◆ **Dataset records**:
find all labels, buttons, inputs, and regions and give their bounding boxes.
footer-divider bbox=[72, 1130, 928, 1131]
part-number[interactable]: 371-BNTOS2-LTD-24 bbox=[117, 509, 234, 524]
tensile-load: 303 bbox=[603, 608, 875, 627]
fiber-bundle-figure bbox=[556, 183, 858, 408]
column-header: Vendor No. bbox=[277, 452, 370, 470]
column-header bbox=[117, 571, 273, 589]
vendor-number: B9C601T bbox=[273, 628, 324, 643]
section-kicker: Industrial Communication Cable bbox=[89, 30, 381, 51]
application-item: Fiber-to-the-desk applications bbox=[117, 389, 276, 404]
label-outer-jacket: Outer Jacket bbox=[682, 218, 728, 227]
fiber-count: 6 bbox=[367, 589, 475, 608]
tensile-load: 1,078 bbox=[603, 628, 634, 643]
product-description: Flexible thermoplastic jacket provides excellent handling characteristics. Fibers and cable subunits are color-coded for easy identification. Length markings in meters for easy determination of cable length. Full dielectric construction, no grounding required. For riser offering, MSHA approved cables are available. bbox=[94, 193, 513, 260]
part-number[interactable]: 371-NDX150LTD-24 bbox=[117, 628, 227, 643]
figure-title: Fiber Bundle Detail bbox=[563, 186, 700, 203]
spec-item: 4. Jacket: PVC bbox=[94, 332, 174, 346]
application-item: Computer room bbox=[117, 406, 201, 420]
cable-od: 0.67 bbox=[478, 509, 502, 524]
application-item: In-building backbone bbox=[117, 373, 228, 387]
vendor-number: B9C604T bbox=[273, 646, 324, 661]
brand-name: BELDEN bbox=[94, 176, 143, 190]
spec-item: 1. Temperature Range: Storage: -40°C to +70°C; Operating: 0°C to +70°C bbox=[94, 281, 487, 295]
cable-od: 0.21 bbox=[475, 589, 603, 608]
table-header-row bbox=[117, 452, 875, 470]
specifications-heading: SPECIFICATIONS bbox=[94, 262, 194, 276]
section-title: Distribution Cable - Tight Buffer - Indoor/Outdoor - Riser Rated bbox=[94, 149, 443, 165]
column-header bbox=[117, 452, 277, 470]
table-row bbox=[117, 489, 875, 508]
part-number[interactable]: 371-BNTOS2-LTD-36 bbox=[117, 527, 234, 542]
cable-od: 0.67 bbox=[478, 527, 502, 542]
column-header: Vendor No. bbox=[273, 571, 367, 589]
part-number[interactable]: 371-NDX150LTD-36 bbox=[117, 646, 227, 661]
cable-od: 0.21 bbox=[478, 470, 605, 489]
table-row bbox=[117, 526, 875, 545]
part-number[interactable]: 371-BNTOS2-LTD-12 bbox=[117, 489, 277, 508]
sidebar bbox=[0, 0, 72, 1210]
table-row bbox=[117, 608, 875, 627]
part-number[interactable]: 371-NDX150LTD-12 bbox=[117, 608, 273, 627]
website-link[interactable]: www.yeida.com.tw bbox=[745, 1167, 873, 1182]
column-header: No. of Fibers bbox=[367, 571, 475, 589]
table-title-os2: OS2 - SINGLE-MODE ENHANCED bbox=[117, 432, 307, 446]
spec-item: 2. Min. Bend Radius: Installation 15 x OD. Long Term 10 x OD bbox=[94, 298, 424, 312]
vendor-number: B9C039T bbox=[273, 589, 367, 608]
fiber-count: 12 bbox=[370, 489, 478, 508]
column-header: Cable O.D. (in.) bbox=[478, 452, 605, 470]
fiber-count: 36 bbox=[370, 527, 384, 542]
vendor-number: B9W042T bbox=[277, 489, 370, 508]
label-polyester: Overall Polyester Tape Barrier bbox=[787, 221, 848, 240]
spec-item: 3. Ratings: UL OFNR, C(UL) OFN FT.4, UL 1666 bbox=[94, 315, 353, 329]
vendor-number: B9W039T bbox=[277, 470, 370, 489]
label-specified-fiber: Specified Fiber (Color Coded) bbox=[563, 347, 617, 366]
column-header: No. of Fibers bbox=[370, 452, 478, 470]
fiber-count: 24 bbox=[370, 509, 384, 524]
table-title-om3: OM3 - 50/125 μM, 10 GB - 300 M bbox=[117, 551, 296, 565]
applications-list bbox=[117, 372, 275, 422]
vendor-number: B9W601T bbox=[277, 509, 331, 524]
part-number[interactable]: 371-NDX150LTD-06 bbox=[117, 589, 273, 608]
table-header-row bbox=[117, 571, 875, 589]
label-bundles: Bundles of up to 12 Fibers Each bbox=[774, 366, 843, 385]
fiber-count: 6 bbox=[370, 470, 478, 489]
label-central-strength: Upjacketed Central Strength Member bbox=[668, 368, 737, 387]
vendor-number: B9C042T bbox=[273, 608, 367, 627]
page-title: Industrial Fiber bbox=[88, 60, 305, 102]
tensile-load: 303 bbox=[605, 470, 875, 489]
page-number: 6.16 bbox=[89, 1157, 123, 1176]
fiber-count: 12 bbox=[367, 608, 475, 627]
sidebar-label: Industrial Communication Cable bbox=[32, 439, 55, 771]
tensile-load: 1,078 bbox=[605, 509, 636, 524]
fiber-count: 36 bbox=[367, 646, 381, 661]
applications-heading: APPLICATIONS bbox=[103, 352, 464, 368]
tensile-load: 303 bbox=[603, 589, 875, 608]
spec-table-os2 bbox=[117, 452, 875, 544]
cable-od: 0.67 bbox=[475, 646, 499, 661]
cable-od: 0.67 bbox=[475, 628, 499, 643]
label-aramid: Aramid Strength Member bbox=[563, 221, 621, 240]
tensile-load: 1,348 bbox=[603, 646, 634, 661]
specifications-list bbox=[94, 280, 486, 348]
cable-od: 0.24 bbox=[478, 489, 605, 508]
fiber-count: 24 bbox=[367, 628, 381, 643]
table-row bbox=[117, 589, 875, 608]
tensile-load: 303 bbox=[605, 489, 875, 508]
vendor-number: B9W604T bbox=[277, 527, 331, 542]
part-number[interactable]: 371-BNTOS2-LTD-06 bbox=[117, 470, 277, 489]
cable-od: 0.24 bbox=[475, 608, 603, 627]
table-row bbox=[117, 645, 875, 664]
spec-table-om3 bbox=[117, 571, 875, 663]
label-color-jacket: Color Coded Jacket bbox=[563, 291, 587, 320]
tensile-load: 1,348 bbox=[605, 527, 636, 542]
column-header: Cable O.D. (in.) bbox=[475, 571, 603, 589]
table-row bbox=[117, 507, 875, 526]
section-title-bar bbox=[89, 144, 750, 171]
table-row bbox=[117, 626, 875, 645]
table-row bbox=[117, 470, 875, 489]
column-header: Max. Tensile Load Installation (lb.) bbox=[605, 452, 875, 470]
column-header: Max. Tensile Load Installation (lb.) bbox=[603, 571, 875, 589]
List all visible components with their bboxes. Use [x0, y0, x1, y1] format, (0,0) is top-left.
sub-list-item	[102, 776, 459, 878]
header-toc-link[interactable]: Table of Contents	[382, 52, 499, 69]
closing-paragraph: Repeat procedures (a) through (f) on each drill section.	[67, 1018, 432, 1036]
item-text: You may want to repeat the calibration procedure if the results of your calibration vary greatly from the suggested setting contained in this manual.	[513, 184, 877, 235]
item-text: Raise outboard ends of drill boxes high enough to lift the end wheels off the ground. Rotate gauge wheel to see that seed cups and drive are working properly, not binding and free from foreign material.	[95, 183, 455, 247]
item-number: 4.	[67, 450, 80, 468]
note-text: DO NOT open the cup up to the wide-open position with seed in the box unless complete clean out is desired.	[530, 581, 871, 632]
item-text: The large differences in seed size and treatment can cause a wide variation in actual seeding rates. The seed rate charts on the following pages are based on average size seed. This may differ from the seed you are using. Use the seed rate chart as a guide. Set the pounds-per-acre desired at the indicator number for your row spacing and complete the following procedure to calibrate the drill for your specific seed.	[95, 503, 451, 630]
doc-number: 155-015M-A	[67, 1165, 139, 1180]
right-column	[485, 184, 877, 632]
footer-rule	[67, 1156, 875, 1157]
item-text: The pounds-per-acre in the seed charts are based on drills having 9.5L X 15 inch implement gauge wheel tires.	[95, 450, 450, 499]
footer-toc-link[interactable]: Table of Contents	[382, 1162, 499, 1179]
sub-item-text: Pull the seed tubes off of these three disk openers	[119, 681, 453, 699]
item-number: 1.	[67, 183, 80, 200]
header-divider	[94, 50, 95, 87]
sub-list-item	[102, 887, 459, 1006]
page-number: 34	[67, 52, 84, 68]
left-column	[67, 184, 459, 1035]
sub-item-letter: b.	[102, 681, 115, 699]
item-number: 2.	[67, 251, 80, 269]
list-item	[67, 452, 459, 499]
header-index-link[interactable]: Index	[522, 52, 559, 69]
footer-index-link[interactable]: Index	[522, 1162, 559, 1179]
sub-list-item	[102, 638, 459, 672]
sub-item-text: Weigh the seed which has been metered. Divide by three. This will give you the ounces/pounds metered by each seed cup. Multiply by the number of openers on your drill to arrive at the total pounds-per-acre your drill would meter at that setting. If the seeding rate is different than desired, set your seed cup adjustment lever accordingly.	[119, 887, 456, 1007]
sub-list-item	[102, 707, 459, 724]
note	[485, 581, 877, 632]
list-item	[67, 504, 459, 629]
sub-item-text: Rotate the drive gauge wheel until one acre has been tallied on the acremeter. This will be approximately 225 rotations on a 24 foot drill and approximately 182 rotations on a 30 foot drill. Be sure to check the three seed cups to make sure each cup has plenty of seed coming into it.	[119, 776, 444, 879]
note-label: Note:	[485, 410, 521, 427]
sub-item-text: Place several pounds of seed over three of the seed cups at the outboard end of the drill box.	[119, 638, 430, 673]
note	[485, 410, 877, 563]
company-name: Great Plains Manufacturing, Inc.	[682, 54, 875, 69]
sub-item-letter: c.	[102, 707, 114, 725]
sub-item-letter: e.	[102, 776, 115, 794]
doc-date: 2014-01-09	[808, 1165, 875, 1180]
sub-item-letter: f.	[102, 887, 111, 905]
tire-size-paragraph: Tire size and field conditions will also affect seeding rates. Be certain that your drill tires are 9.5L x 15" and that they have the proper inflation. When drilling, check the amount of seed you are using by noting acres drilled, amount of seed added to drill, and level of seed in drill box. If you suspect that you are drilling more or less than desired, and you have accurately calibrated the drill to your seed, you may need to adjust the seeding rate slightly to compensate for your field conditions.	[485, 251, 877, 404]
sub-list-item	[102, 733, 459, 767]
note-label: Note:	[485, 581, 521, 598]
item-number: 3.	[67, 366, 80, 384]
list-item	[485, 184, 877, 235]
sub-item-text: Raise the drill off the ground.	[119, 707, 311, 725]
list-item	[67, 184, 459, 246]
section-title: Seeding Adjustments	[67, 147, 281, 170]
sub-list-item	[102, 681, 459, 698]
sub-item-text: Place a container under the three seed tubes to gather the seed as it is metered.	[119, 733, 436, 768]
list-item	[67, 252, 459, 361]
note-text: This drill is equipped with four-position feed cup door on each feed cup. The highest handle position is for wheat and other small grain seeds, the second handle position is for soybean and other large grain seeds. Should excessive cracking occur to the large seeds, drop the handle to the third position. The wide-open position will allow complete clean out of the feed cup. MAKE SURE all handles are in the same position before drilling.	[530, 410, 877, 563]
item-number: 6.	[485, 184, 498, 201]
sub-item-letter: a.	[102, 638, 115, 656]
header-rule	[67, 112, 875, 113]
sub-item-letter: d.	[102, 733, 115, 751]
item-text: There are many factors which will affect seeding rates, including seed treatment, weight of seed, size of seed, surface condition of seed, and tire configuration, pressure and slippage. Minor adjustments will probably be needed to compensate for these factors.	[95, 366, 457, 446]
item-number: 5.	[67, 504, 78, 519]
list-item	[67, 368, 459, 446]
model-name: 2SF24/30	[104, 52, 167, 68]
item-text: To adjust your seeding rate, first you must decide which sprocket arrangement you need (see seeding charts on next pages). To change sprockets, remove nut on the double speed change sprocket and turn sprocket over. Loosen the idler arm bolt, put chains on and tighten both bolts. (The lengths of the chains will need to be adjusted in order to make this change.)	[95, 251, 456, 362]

◆ **Your task**:
Swap "column-header" for "column-label" in the records from the first line up to and including the line with "label-outer-jacket: Outer Jacket", and give those lines again with nothing else changed.

◆ **Solution to the exercise**:
find all labels, buttons, inputs, and regions and give their bounding boxes.
footer-divider bbox=[72, 1130, 928, 1131]
part-number[interactable]: 371-BNTOS2-LTD-24 bbox=[117, 509, 234, 524]
tensile-load: 303 bbox=[603, 608, 875, 627]
fiber-bundle-figure bbox=[556, 183, 858, 408]
column-label: Vendor No. bbox=[277, 452, 370, 470]
column-label bbox=[117, 571, 273, 589]
vendor-number: B9C601T bbox=[273, 628, 324, 643]
section-kicker: Industrial Communication Cable bbox=[89, 30, 381, 51]
application-item: Fiber-to-the-desk applications bbox=[117, 389, 276, 404]
label-outer-jacket: Outer Jacket bbox=[682, 218, 728, 227]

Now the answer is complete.